** GOAL **
Select the lines that contain "JSON" and copy each of them.

** RECORDED INFORMATION **
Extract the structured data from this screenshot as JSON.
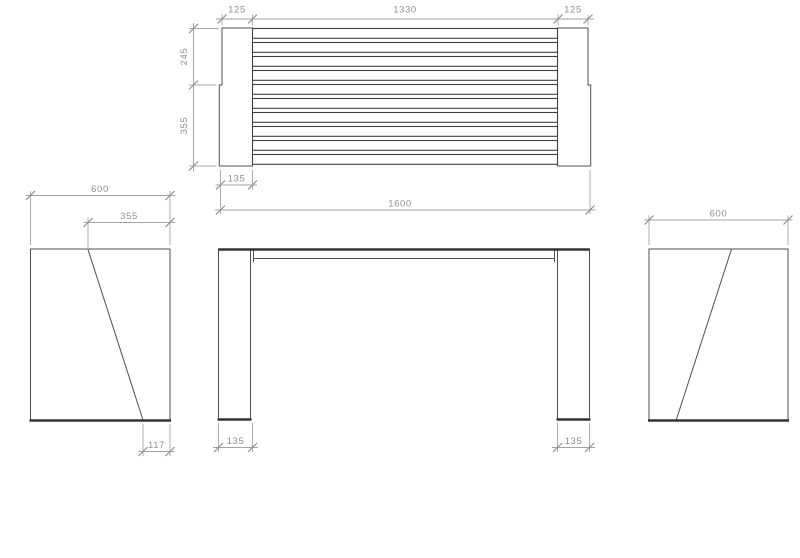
{
  "drawing": {
    "plan_view": {
      "dim_left_end": "125",
      "dim_slat_span": "1330",
      "dim_right_end": "125",
      "dim_front_depth": "245",
      "dim_back_depth": "355",
      "dim_end_width": "135",
      "dim_overall_length": "1600",
      "slat_count": 10
    },
    "front_view": {
      "dim_left_leg_width": "135",
      "dim_right_leg_width": "135"
    },
    "left_side_view": {
      "dim_overall_depth": "600",
      "dim_slope_top_offset": "355",
      "dim_slope_bottom_offset": "117"
    },
    "right_side_view": {
      "dim_overall_depth": "600"
    },
    "colors": {
      "background": "#ffffff",
      "object_line": "#4f4f4f",
      "thick_line": "#333333",
      "dimension_line": "#a3a3a3",
      "dimension_text": "#8f8f8f"
    }
  }
}
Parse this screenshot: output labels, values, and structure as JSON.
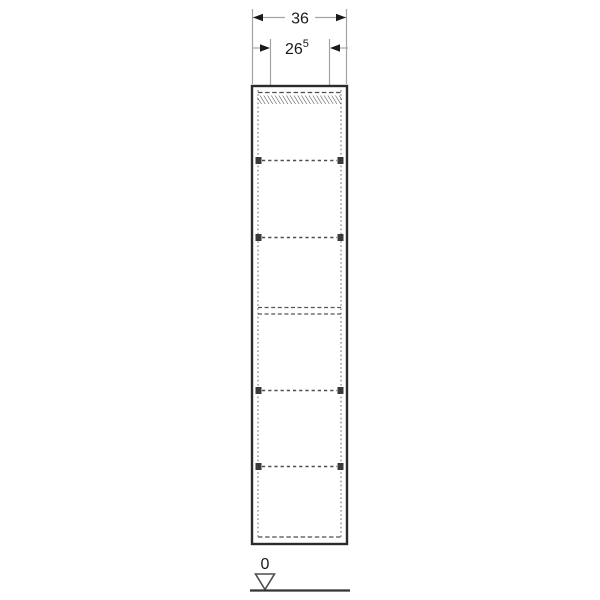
{
  "drawing": {
    "kind": "furniture-technical-drawing",
    "subject": "tall-cabinet-front-elevation",
    "labels": {
      "overall_width": "36",
      "opening_width_value": "26",
      "opening_width_superscript": "5",
      "datum_zero": "0"
    },
    "colors": {
      "background": "#ffffff",
      "cabinet_outline": "#2b2b2b",
      "hidden_edge_dash": "#4d4d4d",
      "dimension_line": "#a3a3a3",
      "arrow_and_text": "#1a1a1a",
      "datum_outline": "#4d4d4d"
    },
    "structure": {
      "adjustable_shelves": 4,
      "fixed_shelves": 1
    }
  }
}
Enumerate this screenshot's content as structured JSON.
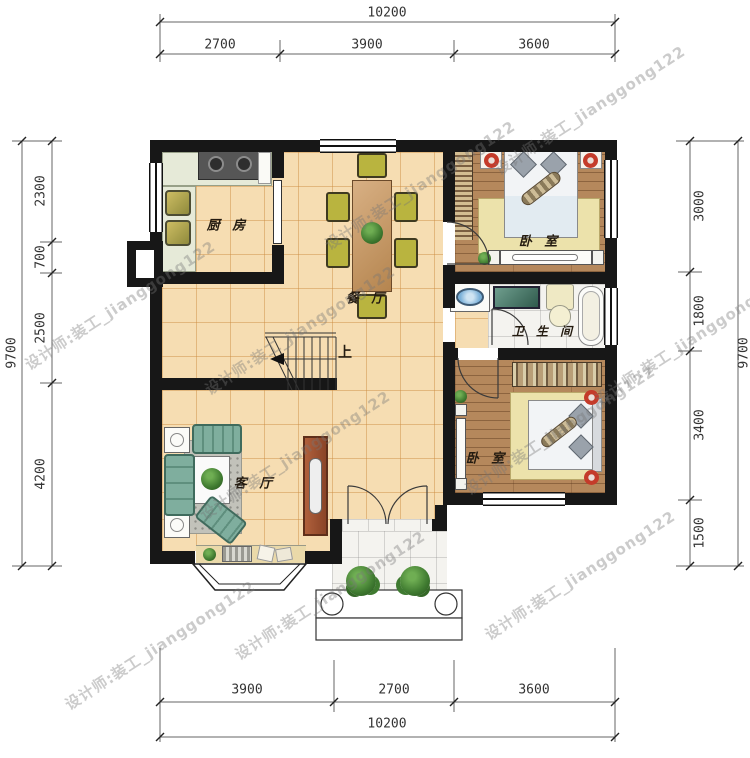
{
  "watermark": {
    "text": "设计师:装工_jianggong122"
  },
  "rooms": {
    "kitchen": "厨 房",
    "dining": "餐 厅",
    "bedroom_top": "卧 室",
    "bathroom": "卫 生 间",
    "living": "客 厅",
    "bedroom_bottom": "卧 室",
    "stairs_up": "上"
  },
  "dims": {
    "top": {
      "total": "10200",
      "segments": [
        "2700",
        "3900",
        "3600"
      ]
    },
    "bottom": {
      "total": "10200",
      "segments": [
        "3900",
        "2700",
        "3600"
      ]
    },
    "left": {
      "total": "9700",
      "segments": [
        "2300",
        "700",
        "2500",
        "4200"
      ]
    },
    "right": {
      "total": "9700",
      "segments": [
        "3000",
        "1800",
        "3400",
        "1500"
      ]
    }
  },
  "colors": {
    "wall": "#171717",
    "tile": "#f6ddb2",
    "wood": "#b5885c",
    "marble": "#f4f3ef",
    "lamp_red": "#c43b2a"
  }
}
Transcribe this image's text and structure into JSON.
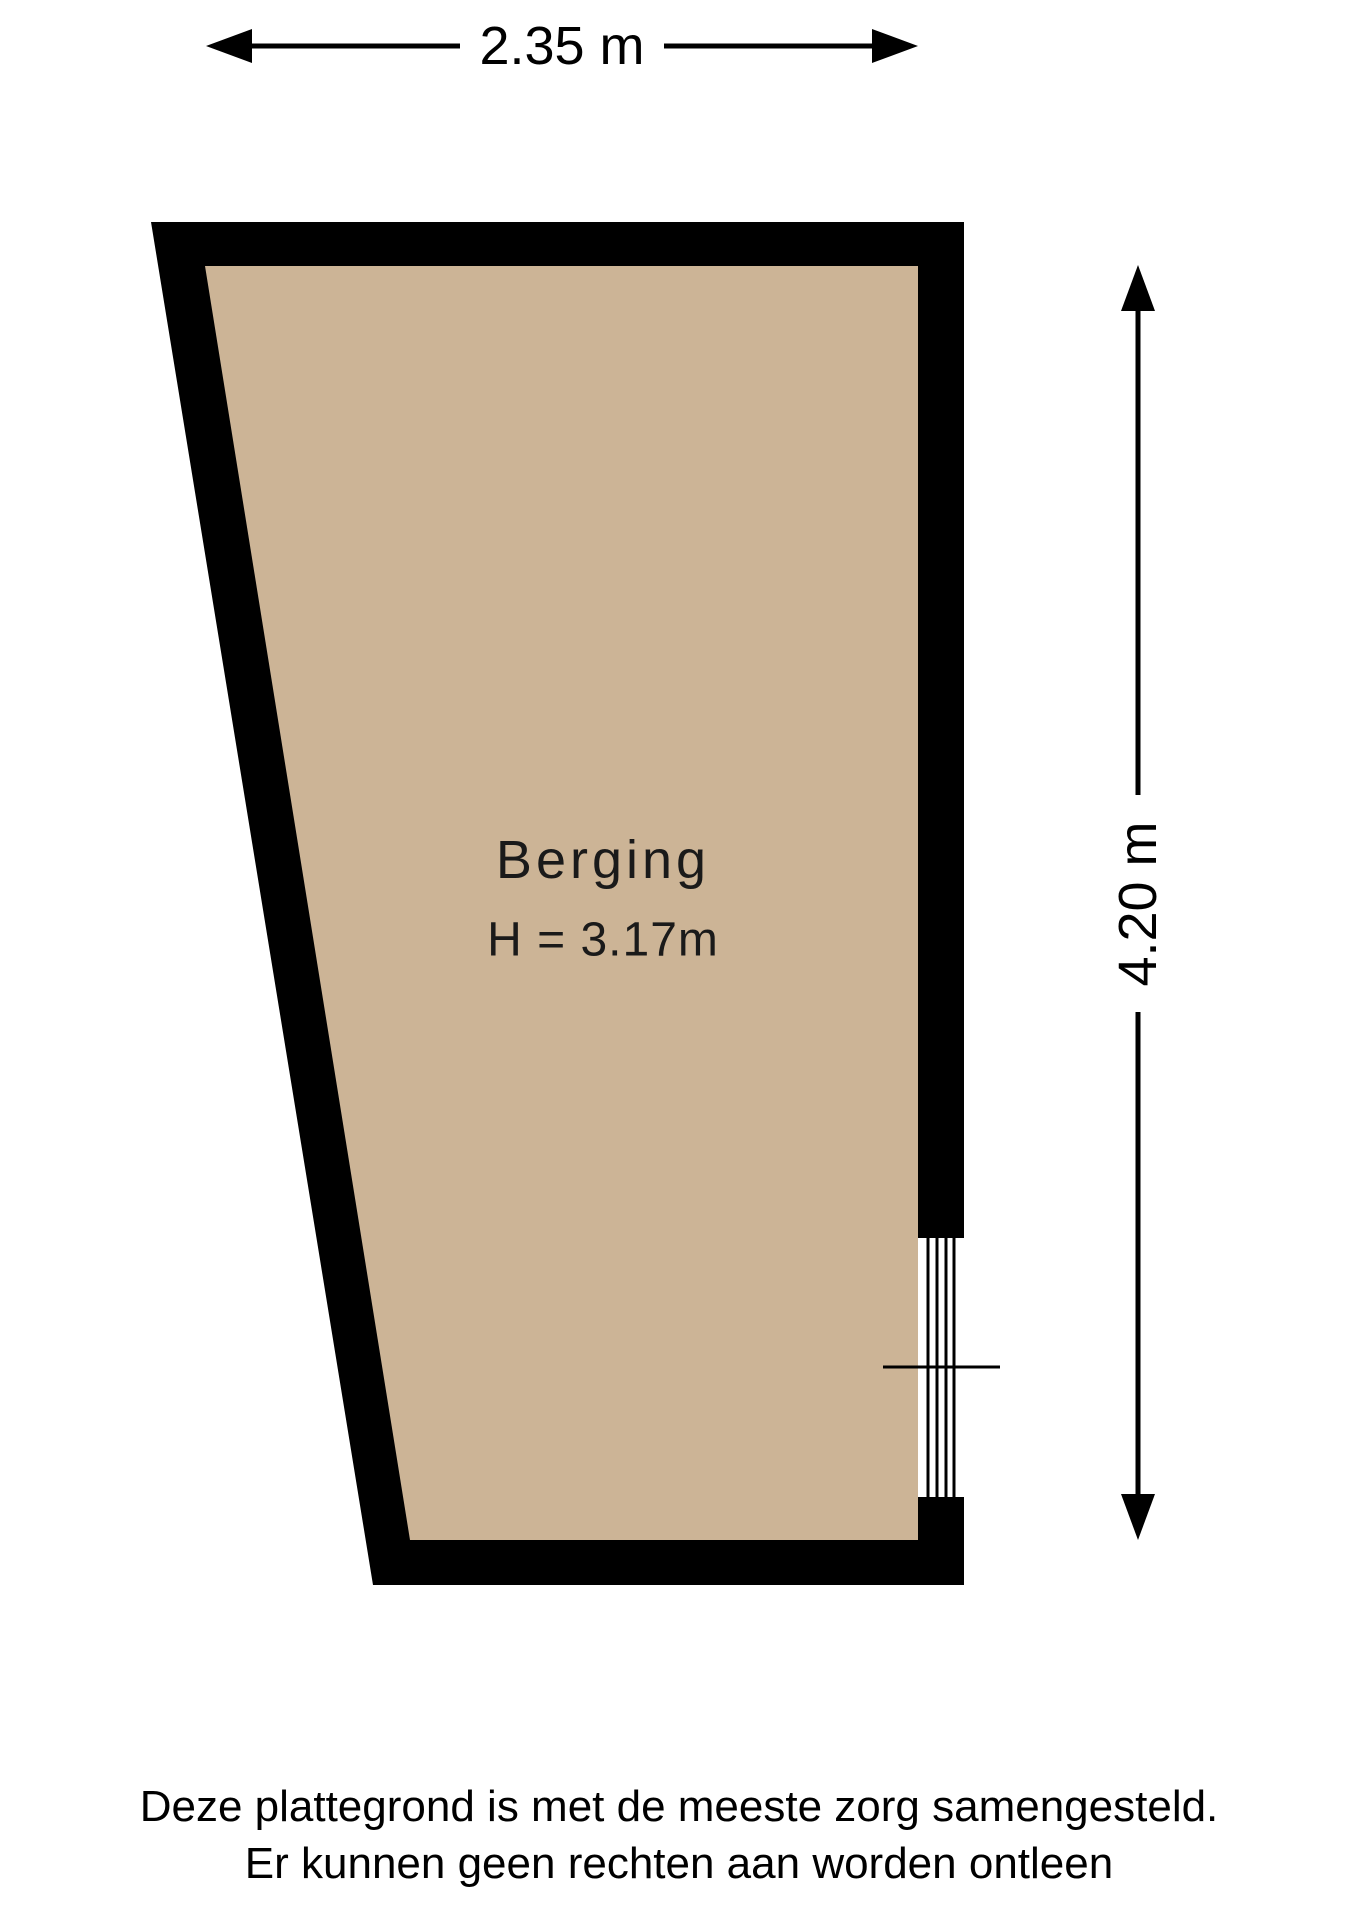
{
  "plan": {
    "room": {
      "name": "Berging",
      "ceiling_height_label": "H = 3.17m"
    },
    "dimensions": {
      "width_label": "2.35 m",
      "depth_label": "4.20 m"
    },
    "colors": {
      "wall": "#000000",
      "floor": "#ccb496",
      "line": "#000000",
      "background": "#ffffff"
    }
  },
  "footer": {
    "line1": "Deze plattegrond is met de meeste zorg samengesteld.",
    "line2": "Er kunnen geen rechten aan worden ontleen"
  }
}
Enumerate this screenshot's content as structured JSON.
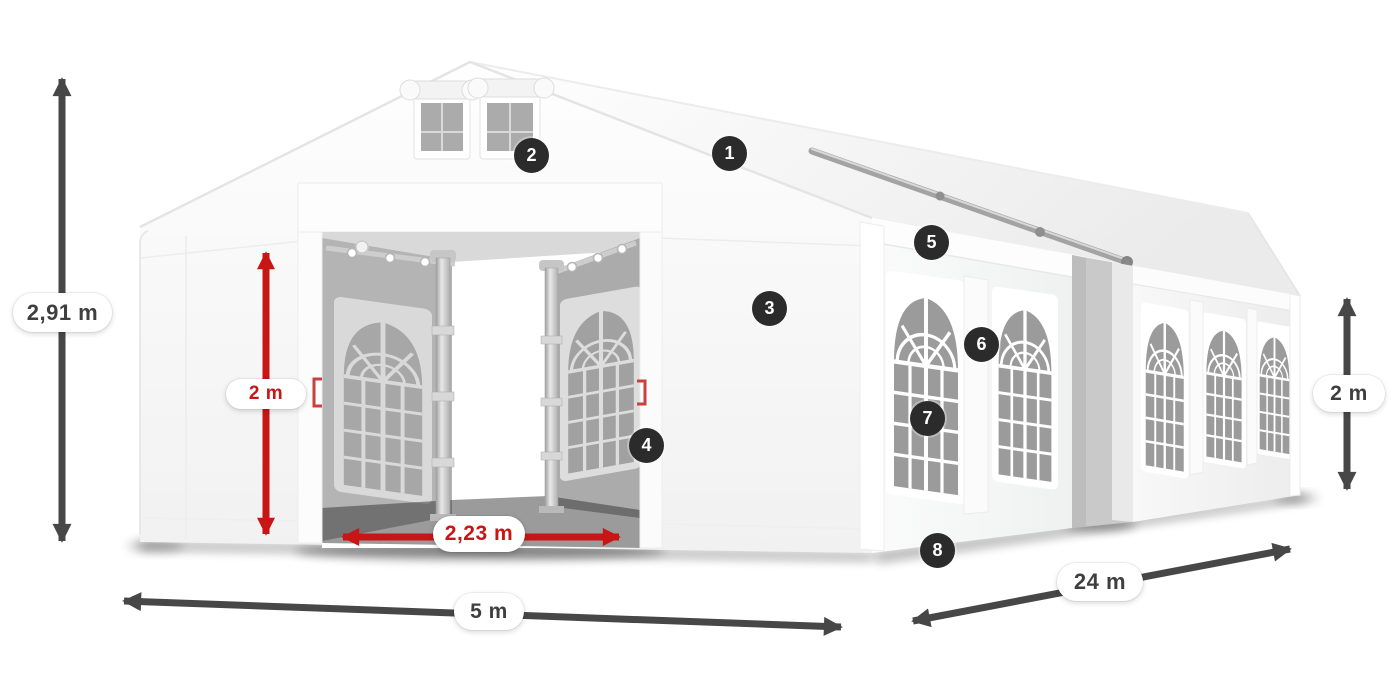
{
  "diagram": {
    "description": "White marquee party tent in three-quarter view with open front entrance, gable vents, arched side windows, dimension arrows and numbered part callouts",
    "dimensions": [
      {
        "id": "total-height",
        "label": "2,91 m",
        "style": "dark",
        "orientation": "vertical",
        "position": "far-left"
      },
      {
        "id": "entrance-height",
        "label": "2 m",
        "style": "red",
        "orientation": "vertical",
        "position": "front-entrance"
      },
      {
        "id": "entrance-width",
        "label": "2,23 m",
        "style": "red",
        "orientation": "horizontal",
        "position": "door-opening"
      },
      {
        "id": "front-width",
        "label": "5 m",
        "style": "dark",
        "orientation": "horizontal",
        "position": "bottom-front"
      },
      {
        "id": "side-length",
        "label": "24 m",
        "style": "dark",
        "orientation": "diagonal",
        "position": "bottom-right"
      },
      {
        "id": "side-wall-height",
        "label": "2 m",
        "style": "dark",
        "orientation": "vertical",
        "position": "far-right"
      }
    ],
    "callouts": [
      {
        "number": "1",
        "placement": "roof-slope"
      },
      {
        "number": "2",
        "placement": "gable-vent"
      },
      {
        "number": "3",
        "placement": "front-wall-panel"
      },
      {
        "number": "4",
        "placement": "door-edge"
      },
      {
        "number": "5",
        "placement": "side-eave"
      },
      {
        "number": "6",
        "placement": "window-strap"
      },
      {
        "number": "7",
        "placement": "side-window"
      },
      {
        "number": "8",
        "placement": "wall-base"
      }
    ]
  },
  "colors": {
    "dimension_arrow_dark": "#474747",
    "dimension_arrow_red": "#c81515",
    "label_text_dark": "#3f3f3f",
    "label_text_red": "#c81515",
    "badge_background": "#2b2b2b",
    "badge_text": "#ffffff",
    "tent_white": "#ffffff",
    "window_glass": "#9b9b9b"
  }
}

** RESULT OF THE TASK **
Extract the structured data from this screenshot as JSON.
Parse this screenshot: output labels, values, and structure as JSON.
Enumerate this screenshot's content as structured JSON.
Transcribe this image's text and structure into JSON.
Enumerate this screenshot's content as structured JSON.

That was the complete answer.